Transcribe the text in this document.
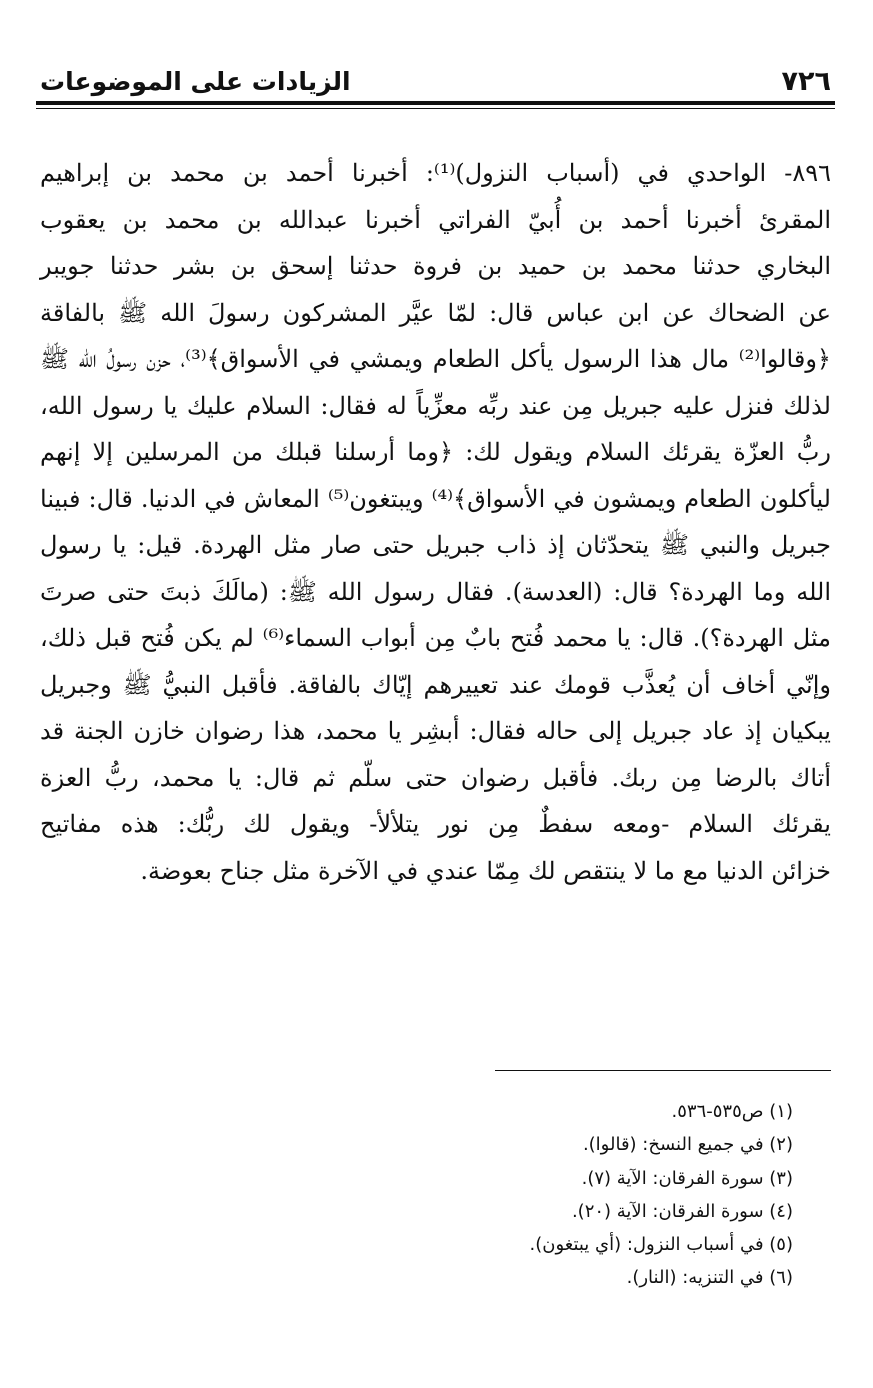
٧٢٦
الزيادات على الموضوعات
٨٩٦- الواحدي في (أسباب النزول)⁽¹⁾: أخبرنا أحمد بن محمد بن إبراهيم
المقرئ أخبرنا أحمد بن أُبيّ الفراتي أخبرنا عبدالله بن محمد بن يعقوب
البخاري حدثنا محمد بن حميد بن فروة حدثنا إسحق بن بشر حدثنا جويبر
عن الضحاك عن ابن عباس قال: لمّا عيَّر المشركون رسولَ الله ﷺ بالفاقة
﴿وقالوا⁽²⁾ مال هذا الرسول يأكل الطعام ويمشي في الأسواق﴾⁽³⁾، حزن رسولُ الله ﷺ
لذلك فنزل عليه جبريل مِن عند ربِّه معزِّياً له فقال: السلام عليك يا رسول الله،
ربُّ العزّة يقرئك السلام ويقول لك: ﴿وما أرسلنا قبلك من المرسلين إلا إنهم
ليأكلون الطعام ويمشون في الأسواق﴾⁽⁴⁾ ويبتغون⁽⁵⁾ المعاش في الدنيا. قال: فبينا
جبريل والنبي ﷺ يتحدّثان إذ ذاب جبريل حتى صار مثل الهردة. قيل: يا رسول
الله وما الهردة؟ قال: (العدسة). فقال رسول الله ﷺ: (مالَكَ ذبتَ حتى صرتَ
مثل الهردة؟). قال: يا محمد فُتح بابٌ مِن أبواب السماء⁽⁶⁾ لم يكن فُتح قبل ذلك،
وإنّي أخاف أن يُعذَّب قومك عند تعييرهم إيّاك بالفاقة. فأقبل النبيُّ ﷺ وجبريل
يبكيان إذ عاد جبريل إلى حاله فقال: أبشِر يا محمد، هذا رضوان خازن الجنة قد
أتاك بالرضا مِن ربك. فأقبل رضوان حتى سلّم ثم قال: يا محمد، ربُّ العزة
يقرئك السلام -ومعه سفطٌ مِن نور يتلألأ- ويقول لك ربُّك: هذه مفاتيح
خزائن الدنيا مع ما لا ينتقص لك مِمّا عندي في الآخرة مثل جناح بعوضة.
(١) ص٥٣٥-٥٣٦.
(٢) في جميع النسخ: (قالوا).
(٣) سورة الفرقان: الآية (٧).
(٤) سورة الفرقان: الآية (٢٠).
(٥) في أسباب النزول: (أي يبتغون).
(٦) في التنزيه: (النار).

**EXERCISE DIRECTIONS:**
Identify every line where the string "ويقول" appears.

**WRITTEN REPLY:**
ربُّ العزّة يقرئك السلام ويقول لك: ﴿وما أرسلنا قبلك من المرسلين إلا إنهم
يقرئك السلام -ومعه سفطٌ مِن نور يتلألأ- ويقول لك ربُّك: هذه مفاتيح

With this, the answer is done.